> **REQUIREMENT**: Select the lines of the records containing the word "Solar" and list them.

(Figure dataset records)
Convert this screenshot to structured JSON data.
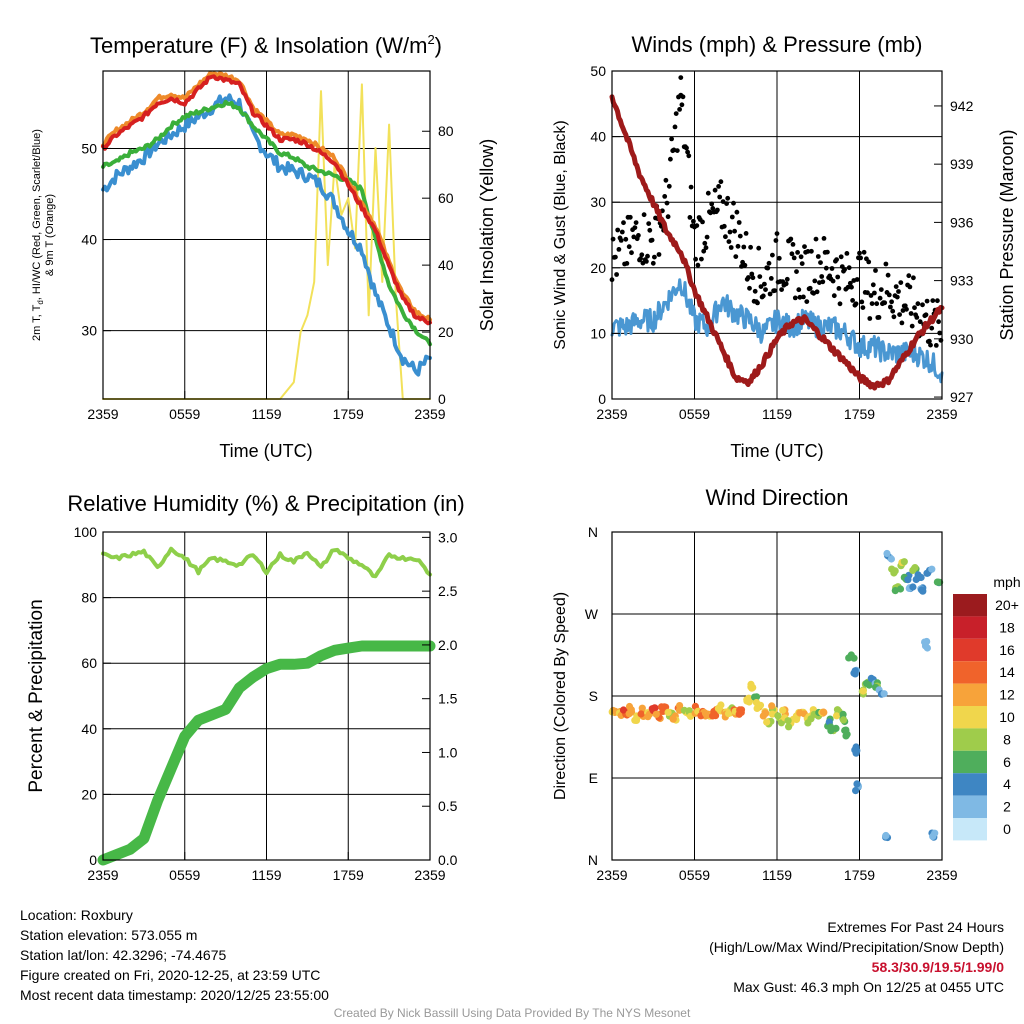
{
  "colors": {
    "temp": "#d62020",
    "heat": "#ee8a2a",
    "dew": "#3a8fd0",
    "wc": "#3aaf3a",
    "insol": "#f2e15a",
    "wind": "#4a97d2",
    "gust": "#000000",
    "pressure": "#9e1a1a",
    "rh": "#8ecf4a",
    "precip": "#47b847"
  },
  "panels": {
    "temp": {
      "title": "Temperature (F) & Insolation (W/m²)",
      "ylabel": "2m T, Td, HI/WC (Red, Green, Scarlet/Blue) & 9m T (Orange)",
      "ylabel2": "Solar Insolation (Yellow)",
      "xlabel": "Time (UTC)"
    },
    "wind": {
      "title": "Winds (mph) & Pressure (mb)",
      "ylabel": "Sonic Wind & Gust (Blue, Black)",
      "ylabel2": "Station Pressure (Maroon)",
      "xlabel": "Time (UTC)"
    },
    "rh": {
      "title": "Relative Humidity (%) & Precipitation (in)",
      "ylabel": "Percent & Precipitation"
    },
    "dir": {
      "title": "Wind Direction",
      "ylabel": "Direction (Colored By Speed)",
      "legend_title": "mph"
    }
  },
  "chart_data": [
    {
      "type": "line",
      "title": "Temperature (F) & Insolation (W/m²)",
      "xlabel": "Time (UTC)",
      "ylabel": "2m T, Td, HI/WC (Red, Green, Scarlet/Blue) & 9m T (Orange)",
      "ylabel_right": "Solar Insolation (Yellow)",
      "x": [
        "2359",
        "0559",
        "1159",
        "1759",
        "2359"
      ],
      "ylim": [
        22.5,
        58.5
      ],
      "yticks": [
        30,
        40,
        50
      ],
      "ylim_right": [
        0,
        98
      ],
      "yticks_right": [
        0,
        20,
        40,
        60,
        80
      ],
      "series": [
        {
          "name": "2m T",
          "axis": "left",
          "x": [
            0,
            1,
            2,
            3,
            4,
            5,
            6,
            7,
            8,
            9,
            10,
            11,
            12,
            13,
            14,
            15,
            16,
            17,
            18,
            19,
            20,
            21,
            22,
            23,
            24
          ],
          "values": [
            50.0,
            51.5,
            52.5,
            53.5,
            55.0,
            55.5,
            55.0,
            56.5,
            58.0,
            57.5,
            57.0,
            54.0,
            52.5,
            51.0,
            51.0,
            50.5,
            49.5,
            48.5,
            46.0,
            43.5,
            41.0,
            37.0,
            33.5,
            31.5,
            30.9
          ]
        },
        {
          "name": "9m T",
          "axis": "left",
          "x": [
            0,
            1,
            2,
            3,
            4,
            5,
            6,
            7,
            8,
            9,
            10,
            11,
            12,
            13,
            14,
            15,
            16,
            17,
            18,
            19,
            20,
            21,
            22,
            23,
            24
          ],
          "values": [
            50.5,
            52.0,
            53.0,
            54.0,
            55.5,
            56.0,
            55.5,
            57.0,
            58.3,
            58.0,
            57.5,
            54.5,
            53.0,
            51.5,
            51.5,
            51.0,
            50.0,
            49.0,
            46.5,
            44.0,
            41.5,
            37.5,
            34.0,
            32.0,
            31.2
          ]
        },
        {
          "name": "Td",
          "axis": "left",
          "x": [
            0,
            1,
            2,
            3,
            4,
            5,
            6,
            7,
            8,
            9,
            10,
            11,
            12,
            13,
            14,
            15,
            16,
            17,
            18,
            19,
            20,
            21,
            22,
            23,
            24
          ],
          "values": [
            48.0,
            48.5,
            49.5,
            50.0,
            51.0,
            52.5,
            53.5,
            54.0,
            54.5,
            55.0,
            54.5,
            52.5,
            51.0,
            49.5,
            49.0,
            48.0,
            47.5,
            47.0,
            46.5,
            45.5,
            40.0,
            35.0,
            32.0,
            30.0,
            28.5
          ]
        },
        {
          "name": "HI/WC",
          "axis": "left",
          "x": [
            0,
            1,
            2,
            3,
            4,
            5,
            6,
            7,
            8,
            9,
            10,
            11,
            12,
            13,
            14,
            15,
            16,
            17,
            18,
            19,
            20,
            21,
            22,
            23,
            24
          ],
          "values": [
            45.5,
            47.0,
            48.0,
            49.0,
            50.5,
            51.5,
            52.5,
            53.5,
            54.5,
            55.5,
            55.0,
            51.5,
            49.5,
            48.0,
            47.5,
            47.0,
            46.0,
            44.0,
            41.0,
            39.0,
            34.0,
            30.5,
            27.0,
            25.5,
            27.0
          ]
        },
        {
          "name": "Insolation",
          "axis": "right",
          "x": [
            0,
            1,
            2,
            3,
            4,
            5,
            6,
            7,
            8,
            9,
            10,
            11,
            12,
            13,
            14,
            14.5,
            15,
            15.5,
            16,
            16.5,
            17,
            17.5,
            18,
            18.5,
            19,
            19.5,
            20,
            20.5,
            21,
            21.5,
            22,
            23,
            24
          ],
          "values": [
            0,
            0,
            0,
            0,
            0,
            0,
            0,
            0,
            0,
            0,
            0,
            0,
            0,
            0,
            5,
            20,
            25,
            35,
            92,
            40,
            70,
            55,
            60,
            45,
            94,
            25,
            75,
            35,
            82,
            30,
            0,
            0,
            0
          ]
        }
      ]
    },
    {
      "type": "line+scatter",
      "title": "Winds (mph) & Pressure (mb)",
      "xlabel": "Time (UTC)",
      "ylabel": "Sonic Wind & Gust (Blue, Black)",
      "ylabel_right": "Station Pressure (Maroon)",
      "x": [
        "2359",
        "0559",
        "1159",
        "1759",
        "2359"
      ],
      "ylim": [
        0,
        50
      ],
      "yticks": [
        0,
        10,
        20,
        30,
        40,
        50
      ],
      "ylim_right": [
        926.9,
        943.8
      ],
      "yticks_right": [
        927,
        930,
        933,
        936,
        939,
        942
      ],
      "series": [
        {
          "name": "Sonic Wind",
          "axis": "left",
          "x": [
            0,
            1,
            2,
            3,
            4,
            5,
            6,
            7,
            8,
            9,
            10,
            11,
            12,
            13,
            14,
            15,
            16,
            17,
            18,
            19,
            20,
            21,
            22,
            23,
            24
          ],
          "values": [
            11,
            11,
            12,
            12,
            15,
            18,
            12,
            11,
            15,
            13,
            12,
            10,
            12,
            11,
            12,
            11,
            11,
            10,
            8,
            8,
            7,
            7,
            7,
            6,
            4
          ]
        },
        {
          "name": "Gust",
          "axis": "left",
          "x": [
            0,
            1,
            2,
            3,
            4,
            5,
            6,
            7,
            8,
            9,
            10,
            11,
            12,
            13,
            14,
            15,
            16,
            17,
            18,
            19,
            20,
            21,
            22,
            23,
            24
          ],
          "values": [
            21,
            23,
            25,
            24,
            30,
            46.3,
            24,
            27,
            29,
            26,
            20,
            18,
            21,
            20,
            19,
            21,
            20,
            18,
            19,
            16,
            17,
            15,
            14,
            12,
            10
          ]
        },
        {
          "name": "Pressure",
          "axis": "right",
          "x": [
            0,
            1,
            2,
            3,
            4,
            5,
            6,
            7,
            8,
            9,
            10,
            11,
            12,
            13,
            14,
            15,
            16,
            17,
            18,
            19,
            20,
            21,
            22,
            23,
            24
          ],
          "values": [
            942.5,
            940.5,
            938.5,
            937.0,
            935.5,
            934.5,
            932.5,
            931.0,
            929.5,
            928.0,
            927.8,
            928.8,
            930.0,
            930.8,
            931.0,
            930.3,
            929.5,
            928.8,
            928.0,
            927.6,
            927.8,
            928.8,
            929.9,
            930.8,
            931.6
          ]
        }
      ]
    },
    {
      "type": "line",
      "title": "Relative Humidity (%) & Precipitation (in)",
      "ylabel": "Percent & Precipitation",
      "x": [
        "2359",
        "0559",
        "1159",
        "1759",
        "2359"
      ],
      "ylim": [
        0,
        100
      ],
      "yticks": [
        0,
        20,
        40,
        60,
        80,
        100
      ],
      "ylim_right": [
        0,
        3.05
      ],
      "yticks_right": [
        0.0,
        0.5,
        1.0,
        1.5,
        2.0,
        2.5,
        3.0
      ],
      "series": [
        {
          "name": "RH",
          "axis": "left",
          "x": [
            0,
            1,
            2,
            3,
            4,
            5,
            6,
            7,
            8,
            9,
            10,
            11,
            12,
            13,
            14,
            15,
            16,
            17,
            18,
            19,
            20,
            21,
            22,
            23,
            24
          ],
          "values": [
            93,
            92,
            93,
            94,
            89,
            95,
            92,
            88,
            92,
            91,
            90,
            93,
            88,
            93,
            91,
            94,
            89,
            95,
            92,
            90,
            86,
            93,
            92,
            92,
            87
          ]
        },
        {
          "name": "Precipitation",
          "axis": "right",
          "x": [
            0,
            1,
            2,
            3,
            4,
            5,
            6,
            7,
            8,
            9,
            10,
            11,
            12,
            13,
            14,
            15,
            16,
            17,
            18,
            19,
            20,
            21,
            22,
            23,
            24
          ],
          "values": [
            0.0,
            0.05,
            0.1,
            0.2,
            0.55,
            0.85,
            1.15,
            1.3,
            1.35,
            1.4,
            1.6,
            1.7,
            1.78,
            1.82,
            1.82,
            1.83,
            1.9,
            1.95,
            1.97,
            1.99,
            1.99,
            1.99,
            1.99,
            1.99,
            1.99
          ]
        }
      ]
    },
    {
      "type": "scatter",
      "title": "Wind Direction",
      "ylabel": "Direction (Colored By Speed)",
      "x": [
        "2359",
        "0559",
        "1159",
        "1759",
        "2359"
      ],
      "yticks": [
        "N",
        "E",
        "S",
        "W",
        "N"
      ],
      "legend_title": "mph",
      "legend": [
        "20+",
        "18",
        "16",
        "14",
        "12",
        "10",
        "8",
        "6",
        "4",
        "2",
        "0"
      ],
      "legend_colors": [
        "#9b1b1e",
        "#c8202a",
        "#e03a2b",
        "#f0632b",
        "#f7a33a",
        "#f0d64c",
        "#9fcc4b",
        "#4fae5c",
        "#3e86c3",
        "#7fb9e4",
        "#c7e8f9"
      ],
      "points": [
        {
          "x": 0.2,
          "dir": 162,
          "speed": 12
        },
        {
          "x": 0.6,
          "dir": 163,
          "speed": 11
        },
        {
          "x": 1.0,
          "dir": 160,
          "speed": 14
        },
        {
          "x": 1.4,
          "dir": 165,
          "speed": 12
        },
        {
          "x": 1.8,
          "dir": 158,
          "speed": 10
        },
        {
          "x": 2.2,
          "dir": 162,
          "speed": 13
        },
        {
          "x": 2.6,
          "dir": 161,
          "speed": 11
        },
        {
          "x": 3.0,
          "dir": 164,
          "speed": 15
        },
        {
          "x": 3.4,
          "dir": 160,
          "speed": 12
        },
        {
          "x": 3.8,
          "dir": 168,
          "speed": 14
        },
        {
          "x": 4.2,
          "dir": 162,
          "speed": 9
        },
        {
          "x": 4.6,
          "dir": 158,
          "speed": 11
        },
        {
          "x": 5.0,
          "dir": 165,
          "speed": 13
        },
        {
          "x": 5.4,
          "dir": 162,
          "speed": 10
        },
        {
          "x": 5.8,
          "dir": 160,
          "speed": 8
        },
        {
          "x": 6.2,
          "dir": 164,
          "speed": 12
        },
        {
          "x": 6.6,
          "dir": 163,
          "speed": 13
        },
        {
          "x": 7.0,
          "dir": 160,
          "speed": 11
        },
        {
          "x": 7.4,
          "dir": 163,
          "speed": 14
        },
        {
          "x": 7.8,
          "dir": 166,
          "speed": 10
        },
        {
          "x": 8.2,
          "dir": 162,
          "speed": 12
        },
        {
          "x": 8.6,
          "dir": 165,
          "speed": 9
        },
        {
          "x": 9.0,
          "dir": 160,
          "speed": 12
        },
        {
          "x": 9.4,
          "dir": 162,
          "speed": 13
        },
        {
          "x": 9.8,
          "dir": 176,
          "speed": 9
        },
        {
          "x": 10.1,
          "dir": 190,
          "speed": 10
        },
        {
          "x": 10.4,
          "dir": 178,
          "speed": 8
        },
        {
          "x": 10.7,
          "dir": 168,
          "speed": 11
        },
        {
          "x": 11.0,
          "dir": 158,
          "speed": 12
        },
        {
          "x": 11.4,
          "dir": 152,
          "speed": 9
        },
        {
          "x": 11.8,
          "dir": 165,
          "speed": 10
        },
        {
          "x": 12.2,
          "dir": 155,
          "speed": 8
        },
        {
          "x": 12.6,
          "dir": 160,
          "speed": 11
        },
        {
          "x": 13.0,
          "dir": 150,
          "speed": 9
        },
        {
          "x": 13.4,
          "dir": 158,
          "speed": 10
        },
        {
          "x": 13.8,
          "dir": 162,
          "speed": 12
        },
        {
          "x": 14.2,
          "dir": 155,
          "speed": 9
        },
        {
          "x": 14.6,
          "dir": 160,
          "speed": 10
        },
        {
          "x": 15.0,
          "dir": 158,
          "speed": 7
        },
        {
          "x": 15.4,
          "dir": 162,
          "speed": 11
        },
        {
          "x": 15.8,
          "dir": 150,
          "speed": 6
        },
        {
          "x": 16.1,
          "dir": 142,
          "speed": 7
        },
        {
          "x": 16.4,
          "dir": 160,
          "speed": 8
        },
        {
          "x": 16.8,
          "dir": 155,
          "speed": 6
        },
        {
          "x": 17.1,
          "dir": 138,
          "speed": 5
        },
        {
          "x": 17.4,
          "dir": 225,
          "speed": 6
        },
        {
          "x": 17.6,
          "dir": 205,
          "speed": 4
        },
        {
          "x": 17.8,
          "dir": 120,
          "speed": 3
        },
        {
          "x": 17.9,
          "dir": 80,
          "speed": 3
        },
        {
          "x": 18.2,
          "dir": 185,
          "speed": 8
        },
        {
          "x": 18.6,
          "dir": 195,
          "speed": 7
        },
        {
          "x": 19.0,
          "dir": 198,
          "speed": 4
        },
        {
          "x": 19.3,
          "dir": 190,
          "speed": 6
        },
        {
          "x": 19.6,
          "dir": 182,
          "speed": 3
        },
        {
          "x": 19.9,
          "dir": 25,
          "speed": 3
        },
        {
          "x": 20.2,
          "dir": 332,
          "speed": 2
        },
        {
          "x": 20.5,
          "dir": 315,
          "speed": 8
        },
        {
          "x": 20.8,
          "dir": 300,
          "speed": 7
        },
        {
          "x": 21.1,
          "dir": 325,
          "speed": 9
        },
        {
          "x": 21.4,
          "dir": 308,
          "speed": 5
        },
        {
          "x": 21.7,
          "dir": 298,
          "speed": 4
        },
        {
          "x": 22.0,
          "dir": 320,
          "speed": 6
        },
        {
          "x": 22.3,
          "dir": 310,
          "speed": 4
        },
        {
          "x": 22.6,
          "dir": 295,
          "speed": 3
        },
        {
          "x": 22.8,
          "dir": 235,
          "speed": 2
        },
        {
          "x": 23.1,
          "dir": 318,
          "speed": 4
        },
        {
          "x": 23.4,
          "dir": 25,
          "speed": 3
        },
        {
          "x": 23.7,
          "dir": 305,
          "speed": 5
        }
      ]
    }
  ],
  "info": {
    "location": "Location: Roxbury",
    "elevation": "Station elevation: 573.055 m",
    "latlon": "Station lat/lon: 42.3296; -74.4675",
    "created": "Figure created on Fri, 2020-12-25, at 23:59 UTC",
    "recent": "Most recent data timestamp: 2020/12/25 23:55:00",
    "extremes_title": "Extremes For Past 24 Hours",
    "extremes_subtitle": "(High/Low/Max Wind/Precipitation/Snow Depth)",
    "extremes_values": "58.3/30.9/19.5/1.99/0",
    "max_gust": "Max Gust: 46.3 mph On 12/25 at 0455 UTC"
  },
  "credit": "Created By Nick Bassill Using Data Provided By The NYS Mesonet"
}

> **COMPLETED TASK**:
      "ylabel2": "Solar Insolation (Yellow)",
      "ylabel_right": "Solar Insolation (Yellow)",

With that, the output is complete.